• SOURCE PASSAGE:

# # #

Jae Hee plays a young drifter who breaks into people's homes while they are away. But rather than steal from them, he cleans their clothes and fixes their appliances. While living this strange existence he encounters a housewife (Lee Seung-yeon), who is being mistreated by her husband, and they fall in love. 

You think you know where things are going, but the realist style of the first half then gives way to something magical and completely unexpected. It becomes a story with no single interpretation. Instead, you are left debating what really happens and how.

It's different and charming. There's a thread of very black humour running through it as well – particularly in the use of the golf clubs that give the film its title.

Wonder Boys (2000)

Google: “A college professor tries to overcome his writer's block and finish his novel while dealing with divorce, his affair with the chancellor's wife, a thieving student and his expectant publisher.”

The disheveled Michael Douglas is excellent in the main part, and his mid-life crisis is highly watchable. I wasn’t too keen on the queasy blend of comedy and drama, which sometimes feels awkward. The presence of a dank Tobey Maguire doesn't help.

The soundtrack is for men of “a certain age”: Bob Dylan, Neil Young, Leonard Cohen and Van Morrison all feature. 

Directed by Curtis Hanson and adapted from the 1995 novel by Michael Chabon, this is a celebrated film that doesn't quite live up to expectations.

The Beach (2000)

An adaptation of the popular novel by Alex Garland. 

A young American traveller called Richard (Leonardo DiCaprio) goes in search of a mythical island – and finds it. There, he joins an idealistic community led by Sal (a believable Tilda Swinton). But he soon discovers that this is far from the paradise he dreamed of.

DiCaprio is superb in the main role. His mixture of arrogance and vulnerability seems very real. 

I’m less keen on some of the stylings from director Danny Boyle, such as when Richard imagines he’s within a video game and the film becomes one. But the story and acting are so strong that you are swept along by the plot anyway.

Taken 2 (2012)

The baddies who kidnapped Liam Neeson’s daughter in the first film want their revenge for the people Liam Neeson killed. So Liam Neeson goes off again, fighting brutal killers. But this time they have his wife... 

It’s formulaic, racist and trashy, but nevertheless extremely well-paced and fairly exciting. As the rather OCD, over-possessive Bryan, Neeson has a presence that holds your interest – even when the plot is unbelievable. And it is often unbelievable, such as his daughter’s incredible driving ability (even though she hasn’t yet passed her driving test). 

In terms of the title, they could have tried harder. How about these alternatives?
Taken to the Cleaners (Bryan’s daughter is kidnapped at a launderette)
Taken for Granted (Bryan’s “very particular set of skills” are overlooked)
Taken Out (Bryan kills even more people)
Taken Seriously (fewer car chases and shoot-outs; more soul-searching drama)
Taken Over (the final instalment)

Never Let Me Go (2010)

Based on Kazuo Ishiguro's novel, this is possibly the most depressing film I’ve ever seen. 

1978. Three young friends, Kathy, Tommy and Ruth, are at a mysterious boarding school called Hailsham. One day, a teacher tells them that they only exist to be organ donors. They will “complete” (i.e., die) in early adulthood when they are no longer strong enough to donate further organs. The film is split between their childhood at Hailsham and their adulthood – in 1985, and then in 1994 – once the donor process begins. Carey Mulligan, Keira Knightley and Andrew Garfield star.

# # #

• QUESTIONS:
A. In the film reviews, who directed Wonder Boys?
B. Summarize the film reviews in two sentences.
C. Print the part of the film reviews from "You think you" up to and including "Wonder Boys (2000)".

# # #

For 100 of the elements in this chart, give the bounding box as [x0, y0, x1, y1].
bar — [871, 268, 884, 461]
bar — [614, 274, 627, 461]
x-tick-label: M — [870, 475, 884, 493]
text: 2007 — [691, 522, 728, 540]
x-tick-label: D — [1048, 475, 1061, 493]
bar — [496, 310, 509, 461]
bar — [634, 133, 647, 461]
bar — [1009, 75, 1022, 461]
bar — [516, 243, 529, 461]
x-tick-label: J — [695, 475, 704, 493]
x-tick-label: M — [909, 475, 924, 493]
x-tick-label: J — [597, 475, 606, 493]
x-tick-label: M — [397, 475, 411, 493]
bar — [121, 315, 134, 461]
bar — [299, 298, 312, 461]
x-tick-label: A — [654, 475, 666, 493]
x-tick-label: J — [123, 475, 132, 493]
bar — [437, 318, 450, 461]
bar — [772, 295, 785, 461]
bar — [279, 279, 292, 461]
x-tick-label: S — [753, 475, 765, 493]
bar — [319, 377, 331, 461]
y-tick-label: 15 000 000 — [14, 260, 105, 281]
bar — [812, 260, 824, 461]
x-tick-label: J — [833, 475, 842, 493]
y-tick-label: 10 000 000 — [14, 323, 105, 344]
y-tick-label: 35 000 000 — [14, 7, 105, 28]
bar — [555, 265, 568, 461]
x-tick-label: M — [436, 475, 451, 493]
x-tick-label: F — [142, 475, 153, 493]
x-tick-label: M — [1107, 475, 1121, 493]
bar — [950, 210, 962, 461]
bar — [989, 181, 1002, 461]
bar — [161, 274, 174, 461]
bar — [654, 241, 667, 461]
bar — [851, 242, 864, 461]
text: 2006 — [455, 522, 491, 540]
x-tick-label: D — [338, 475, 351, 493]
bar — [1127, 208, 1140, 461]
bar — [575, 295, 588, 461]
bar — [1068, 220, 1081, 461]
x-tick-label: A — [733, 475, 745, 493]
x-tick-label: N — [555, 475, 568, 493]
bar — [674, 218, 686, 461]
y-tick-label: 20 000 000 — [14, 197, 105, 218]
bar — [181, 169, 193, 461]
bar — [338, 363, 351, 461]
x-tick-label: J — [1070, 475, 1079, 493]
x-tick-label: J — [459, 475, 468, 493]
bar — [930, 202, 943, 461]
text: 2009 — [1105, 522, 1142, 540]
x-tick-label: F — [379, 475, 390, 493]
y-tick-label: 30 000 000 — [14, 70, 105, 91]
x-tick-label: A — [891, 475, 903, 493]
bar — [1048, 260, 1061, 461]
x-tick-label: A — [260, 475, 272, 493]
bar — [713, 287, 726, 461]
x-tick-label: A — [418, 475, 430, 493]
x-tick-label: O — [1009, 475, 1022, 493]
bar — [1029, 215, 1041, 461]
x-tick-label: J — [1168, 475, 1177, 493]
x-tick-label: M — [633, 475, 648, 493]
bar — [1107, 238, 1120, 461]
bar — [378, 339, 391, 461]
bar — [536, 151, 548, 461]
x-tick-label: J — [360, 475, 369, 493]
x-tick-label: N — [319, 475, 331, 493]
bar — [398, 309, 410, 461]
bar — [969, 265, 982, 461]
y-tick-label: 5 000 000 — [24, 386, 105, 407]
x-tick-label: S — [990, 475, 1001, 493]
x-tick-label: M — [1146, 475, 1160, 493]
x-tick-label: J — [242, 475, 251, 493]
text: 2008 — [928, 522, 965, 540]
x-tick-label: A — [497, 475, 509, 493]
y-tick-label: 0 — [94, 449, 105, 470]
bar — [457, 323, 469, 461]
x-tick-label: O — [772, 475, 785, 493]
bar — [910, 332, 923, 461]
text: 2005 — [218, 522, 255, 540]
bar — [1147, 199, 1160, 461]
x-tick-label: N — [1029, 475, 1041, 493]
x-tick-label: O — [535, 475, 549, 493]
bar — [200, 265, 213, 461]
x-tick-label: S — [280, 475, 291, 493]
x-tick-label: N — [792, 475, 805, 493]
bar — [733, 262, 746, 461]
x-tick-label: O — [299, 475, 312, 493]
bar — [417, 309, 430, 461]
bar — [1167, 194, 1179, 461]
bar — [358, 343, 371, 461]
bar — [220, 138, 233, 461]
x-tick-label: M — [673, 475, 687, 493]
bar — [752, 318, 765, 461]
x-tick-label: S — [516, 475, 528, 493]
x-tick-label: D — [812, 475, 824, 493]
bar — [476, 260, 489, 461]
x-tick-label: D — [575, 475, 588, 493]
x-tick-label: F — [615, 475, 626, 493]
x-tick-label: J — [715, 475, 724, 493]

# # #

• RESULTS FOR EACH TASK:
A. Curtis Hanson

B. The film reviews cover a story about a drifter who falls in love with a mistreated housewife, along with Wonder Boys, The Beach, Taken 2 and Never Let Me Go, which the writer calls possibly the most depressing film they've ever seen. The writer praises the lead performances of Michael Douglas, Leonardo DiCaprio and Liam Neeson but faults the awkward comedy-drama blend of Wonder Boys, some of Danny Boyle's stylings, and the formulaic, often unbelievable plot of Taken 2.

C.
You think you know where things are going, but the realist style of the first half then gives way to something magical and completely unexpected. It becomes a story with no single interpretation. Instead, you are left debating what really happens and how.

It's different and charming. There's a thread of very black humour running through it as well – particularly in the use of the golf clubs that give the film its title.

Wonder Boys (2000)